Challenge - Within the listing below, locate all lines containing the word "July". Copy each one.

-- Start of Provided records --

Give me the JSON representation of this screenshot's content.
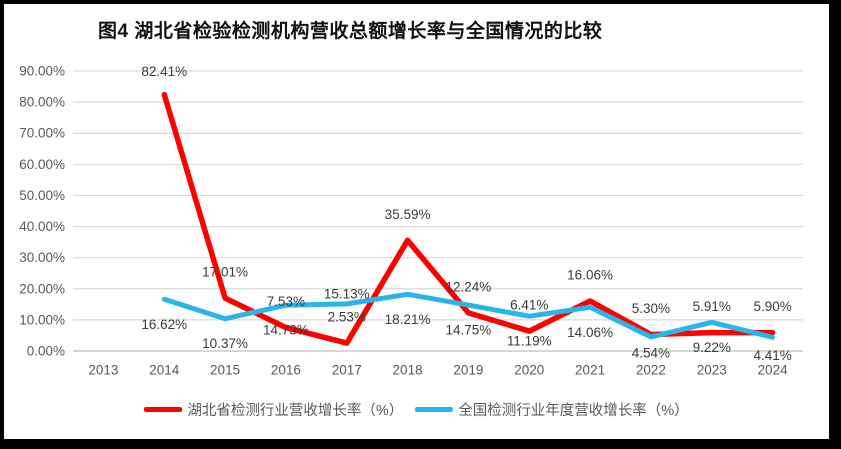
{
  "figure": {
    "title": "图4 湖北省检验检测机构营收总额增长率与全国情况的比较"
  },
  "chart_data": {
    "type": "line",
    "title": "图4 湖北省检验检测机构营收总额增长率与全国情况的比较",
    "categories": [
      "2013",
      "2014",
      "2015",
      "2016",
      "2017",
      "2018",
      "2019",
      "2020",
      "2021",
      "2022",
      "2023",
      "2024"
    ],
    "series": [
      {
        "name": "湖北省检测行业营收增长率（%）",
        "color": "#ff0000",
        "values": [
          null,
          82.41,
          17.01,
          7.53,
          2.53,
          35.59,
          12.24,
          6.41,
          16.06,
          5.3,
          5.91,
          5.9
        ]
      },
      {
        "name": "全国检测行业年度营收增长率（%）",
        "color": "#29b5e8",
        "values": [
          null,
          16.62,
          10.37,
          14.73,
          15.13,
          18.21,
          14.75,
          11.19,
          14.06,
          4.54,
          9.22,
          4.41
        ]
      }
    ],
    "y_axis": {
      "min": 0,
      "max": 90,
      "step": 10,
      "tick_labels": [
        "0.00%",
        "10.00%",
        "20.00%",
        "30.00%",
        "40.00%",
        "50.00%",
        "60.00%",
        "70.00%",
        "80.00%",
        "90.00%"
      ]
    },
    "x_axis_label": "",
    "y_axis_label": "",
    "grid": true,
    "legend_position": "bottom",
    "data_label_format": "0.00%"
  },
  "colors": {
    "grid": "#d9d9d9",
    "baseline": "#bfbfbf",
    "axis_text": "#595959",
    "data_label_text": "#3b3b3b",
    "frame": "#000000",
    "background": "#ffffff"
  }
}
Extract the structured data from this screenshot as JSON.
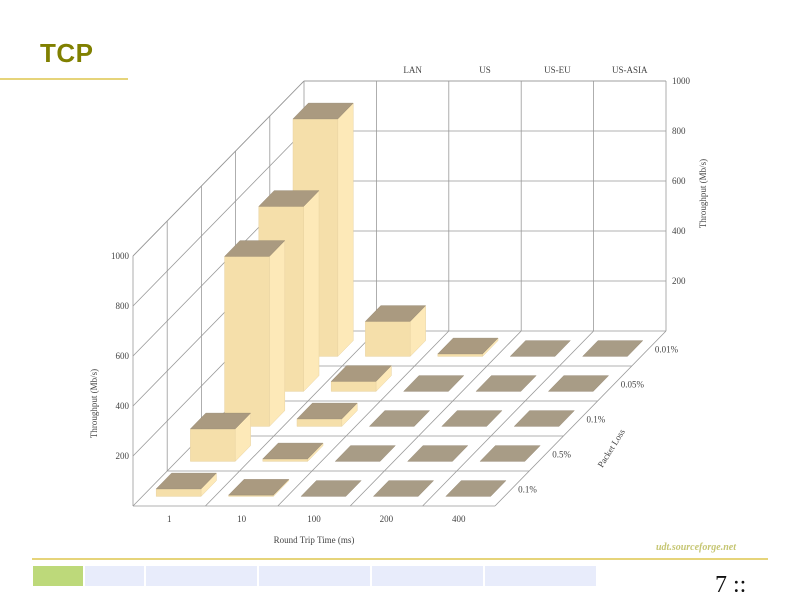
{
  "slide": {
    "title": "TCP",
    "footer_link": "udt.sourceforge.net",
    "page_number": "7 ::"
  },
  "colors": {
    "title": "#808000",
    "accent_line": "#e6d47a",
    "bar_front": "#f5dfaa",
    "bar_side": "#fde9b8",
    "bar_top": "#aa9a80",
    "zero_tile": "#a89c86",
    "grid": "#999999",
    "footer_first_segment": "#bdd97a",
    "footer_segment": "#e8ecfb"
  },
  "chart_data": {
    "type": "bar3d",
    "title": "",
    "x_label": "Round Trip Time (ms)",
    "x_categories": [
      "1",
      "10",
      "100",
      "200",
      "400"
    ],
    "back_wall_categories": [
      "LAN",
      "US",
      "US-EU",
      "US-ASIA"
    ],
    "depth_label": "Packet Loss",
    "depth_categories": [
      "0.01%",
      "0.05%",
      "0.1%",
      "0.5%",
      "0.1%"
    ],
    "y_label_left": "Throughput (Mb/s)",
    "y_label_right": "Throughput (Mb/s)",
    "y_ticks_left": [
      "200",
      "400",
      "600",
      "800",
      "1000"
    ],
    "y_ticks_right": [
      "200",
      "400",
      "600",
      "800",
      "1000"
    ],
    "ylim": [
      0,
      1000
    ],
    "values": [
      [
        950,
        140,
        10,
        0,
        0
      ],
      [
        740,
        40,
        0,
        0,
        0
      ],
      [
        680,
        30,
        0,
        0,
        0
      ],
      [
        130,
        10,
        0,
        0,
        0
      ],
      [
        30,
        5,
        0,
        0,
        0
      ]
    ]
  }
}
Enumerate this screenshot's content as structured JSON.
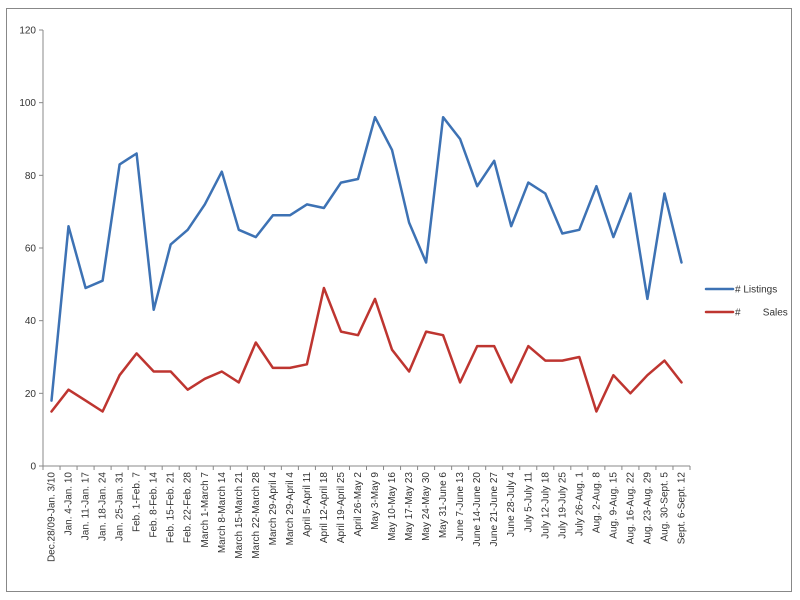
{
  "chart_data": {
    "type": "line",
    "categories": [
      "Dec.28/09-Jan. 3/10",
      "Jan. 4-Jan. 10",
      "Jan. 11-Jan. 17",
      "Jan. 18-Jan. 24",
      "Jan. 25-Jan. 31",
      "Feb. 1-Feb. 7",
      "Feb. 8-Feb. 14",
      "Feb. 15-Feb. 21",
      "Feb. 22-Feb. 28",
      "March 1-March 7",
      "March 8-March 14",
      "March 15-March 21",
      "March 22-March 28",
      "March 29-April 4",
      "March 29-April 4",
      "April 5-April 11",
      "April 12-April 18",
      "April 19-April 25",
      "April 26-May 2",
      "May 3-May 9",
      "May 10-May 16",
      "May 17-May 23",
      "May 24-May 30",
      "May 31-June 6",
      "June 7-June 13",
      "June 14-June 20",
      "June 21-June 27",
      "June 28-July 4",
      "July 5-July 11",
      "July 12-July 18",
      "July 19-July 25",
      "July 26-Aug. 1",
      "Aug. 2-Aug. 8",
      "Aug. 9-Aug. 15",
      "Aug. 16-Aug. 22",
      "Aug. 23-Aug. 29",
      "Aug. 30-Sept. 5",
      "Sept. 6-Sept. 12"
    ],
    "series": [
      {
        "name": "# Listings",
        "color": "#3d72b4",
        "values": [
          18,
          66,
          49,
          51,
          83,
          86,
          43,
          61,
          65,
          72,
          81,
          65,
          63,
          69,
          69,
          72,
          71,
          78,
          79,
          96,
          87,
          67,
          56,
          96,
          90,
          77,
          84,
          66,
          78,
          75,
          64,
          65,
          77,
          63,
          75,
          46,
          75,
          56
        ]
      },
      {
        "name": "#        Sales",
        "color": "#be3530",
        "values": [
          15,
          21,
          18,
          15,
          25,
          31,
          26,
          26,
          21,
          24,
          26,
          23,
          34,
          27,
          27,
          28,
          49,
          37,
          36,
          46,
          32,
          26,
          37,
          36,
          23,
          33,
          33,
          23,
          33,
          29,
          29,
          30,
          15,
          25,
          20,
          25,
          29,
          23
        ]
      }
    ],
    "yticks": [
      "0",
      "20",
      "40",
      "60",
      "80",
      "100",
      "120"
    ],
    "ylim": [
      0,
      120
    ],
    "title": "",
    "xlabel": "",
    "ylabel": "",
    "grid": false,
    "legend_position": "right"
  }
}
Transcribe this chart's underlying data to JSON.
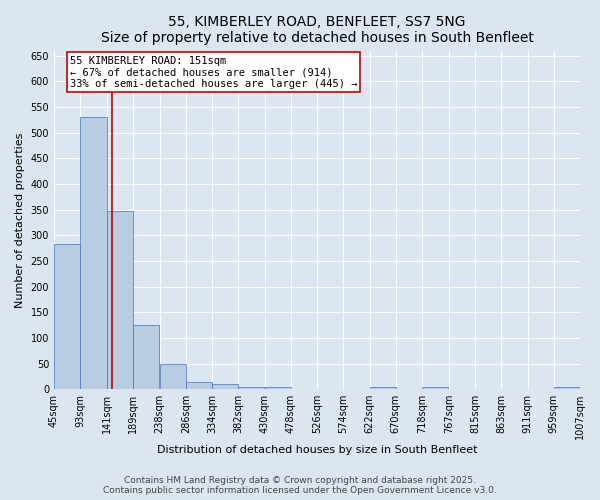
{
  "title_line1": "55, KIMBERLEY ROAD, BENFLEET, SS7 5NG",
  "title_line2": "Size of property relative to detached houses in South Benfleet",
  "xlabel": "Distribution of detached houses by size in South Benfleet",
  "ylabel": "Number of detached properties",
  "bin_labels": [
    "45sqm",
    "93sqm",
    "141sqm",
    "189sqm",
    "238sqm",
    "286sqm",
    "334sqm",
    "382sqm",
    "430sqm",
    "478sqm",
    "526sqm",
    "574sqm",
    "622sqm",
    "670sqm",
    "718sqm",
    "767sqm",
    "815sqm",
    "863sqm",
    "911sqm",
    "959sqm",
    "1007sqm"
  ],
  "bin_edges": [
    45,
    93,
    141,
    189,
    238,
    286,
    334,
    382,
    430,
    478,
    526,
    574,
    622,
    670,
    718,
    767,
    815,
    863,
    911,
    959,
    1007
  ],
  "bar_heights": [
    283,
    530,
    348,
    125,
    50,
    15,
    10,
    5,
    5,
    0,
    0,
    0,
    5,
    0,
    5,
    0,
    0,
    0,
    0,
    5
  ],
  "bar_color": "#b8cce4",
  "bar_edge_color": "#4472c4",
  "background_color": "#dce6f1",
  "grid_color": "#ffffff",
  "red_line_x": 151,
  "annotation_title": "55 KIMBERLEY ROAD: 151sqm",
  "annotation_line1": "← 67% of detached houses are smaller (914)",
  "annotation_line2": "33% of semi-detached houses are larger (445) →",
  "annotation_box_color": "#ffffff",
  "annotation_border_color": "#cc0000",
  "red_line_color": "#cc0000",
  "ylim": [
    0,
    660
  ],
  "yticks": [
    0,
    50,
    100,
    150,
    200,
    250,
    300,
    350,
    400,
    450,
    500,
    550,
    600,
    650
  ],
  "footer_line1": "Contains HM Land Registry data © Crown copyright and database right 2025.",
  "footer_line2": "Contains public sector information licensed under the Open Government Licence v3.0.",
  "title_fontsize": 10,
  "axis_label_fontsize": 8,
  "tick_fontsize": 7,
  "annotation_fontsize": 7.5,
  "footer_fontsize": 6.5
}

-- End of Provided records --

Problem solution -
      "June 28-July 4",
      "July 5-July 11",
      "July 12-July 18",
      "July 19-July 25",
      "July 26-Aug. 1",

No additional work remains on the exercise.